** Your goal **
Where the data below has the string "Height", return the whole line.

** Records to use **

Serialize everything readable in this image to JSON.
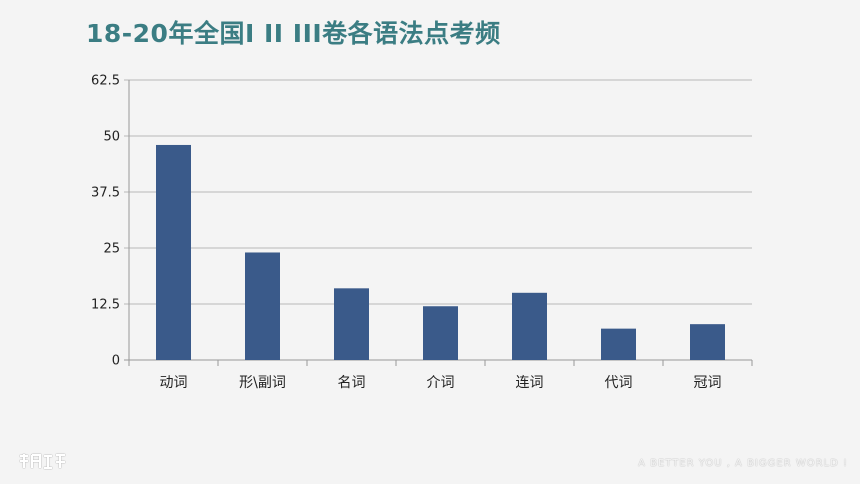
{
  "slide": {
    "title": "18-20年全国I II III卷各语法点考频",
    "tagline": "A BETTER YOU , A BIGGER WORLD !",
    "logo_icon": "brand-logo-icon"
  },
  "chart_data": {
    "type": "bar",
    "categories": [
      "动词",
      "形\\副词",
      "名词",
      "介词",
      "连词",
      "代词",
      "冠词"
    ],
    "values": [
      48,
      24,
      16,
      12,
      15,
      7,
      8
    ],
    "yticks": [
      "0",
      "12.5",
      "25",
      "37.5",
      "50",
      "62.5"
    ],
    "ylim": [
      0,
      62.5
    ],
    "grid": true,
    "bar_color": "#3a5a8a",
    "title": "",
    "xlabel": "",
    "ylabel": ""
  }
}
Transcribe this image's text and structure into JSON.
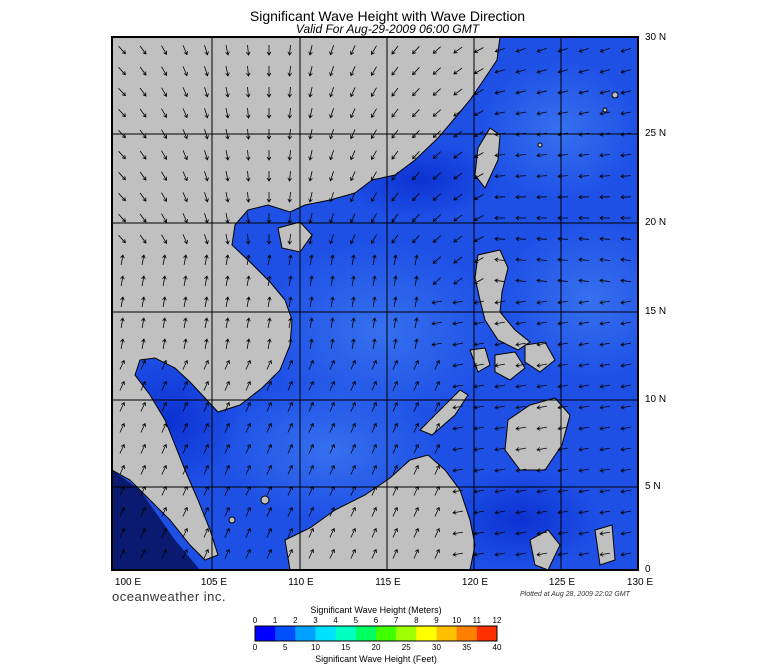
{
  "title": "Significant Wave Height with Wave Direction",
  "subtitle": "Valid For Aug-29-2009 06:00 GMT",
  "map": {
    "lat_labels": [
      "30 N",
      "25 N",
      "20 N",
      "15 N",
      "10 N",
      "5 N",
      "0"
    ],
    "lon_labels": [
      "100 E",
      "105 E",
      "110 E",
      "115 E",
      "120 E",
      "125 E",
      "130 E"
    ],
    "lat_range": [
      0,
      30
    ],
    "lon_range": [
      99,
      130
    ],
    "land_color": "#c0c0c0",
    "ocean_base_color": "#1e50e6"
  },
  "brand": "oceanweather inc.",
  "plotted_note": "Plotted at Aug 28, 2009 22:02 GMT",
  "colorbar": {
    "title_top": "Significant Wave Height (Meters)",
    "title_bottom": "Significant Wave Height (Feet)",
    "meter_ticks": [
      "0",
      "1",
      "2",
      "3",
      "4",
      "5",
      "6",
      "7",
      "8",
      "9",
      "10",
      "11",
      "12"
    ],
    "feet_ticks": [
      "0",
      "5",
      "10",
      "15",
      "20",
      "25",
      "30",
      "35",
      "40"
    ],
    "colors": [
      "#0000ff",
      "#0050ff",
      "#00a0ff",
      "#00e0ff",
      "#00ffc0",
      "#00ff60",
      "#40ff00",
      "#a0ff00",
      "#ffff00",
      "#ffc000",
      "#ff8000",
      "#ff3000"
    ]
  }
}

** Written response **
  "title": "Significant Wave Height with Wave Direction",
    "title_top": "Significant Wave Height (Meters)",
    "title_bottom": "Significant Wave Height (Feet)",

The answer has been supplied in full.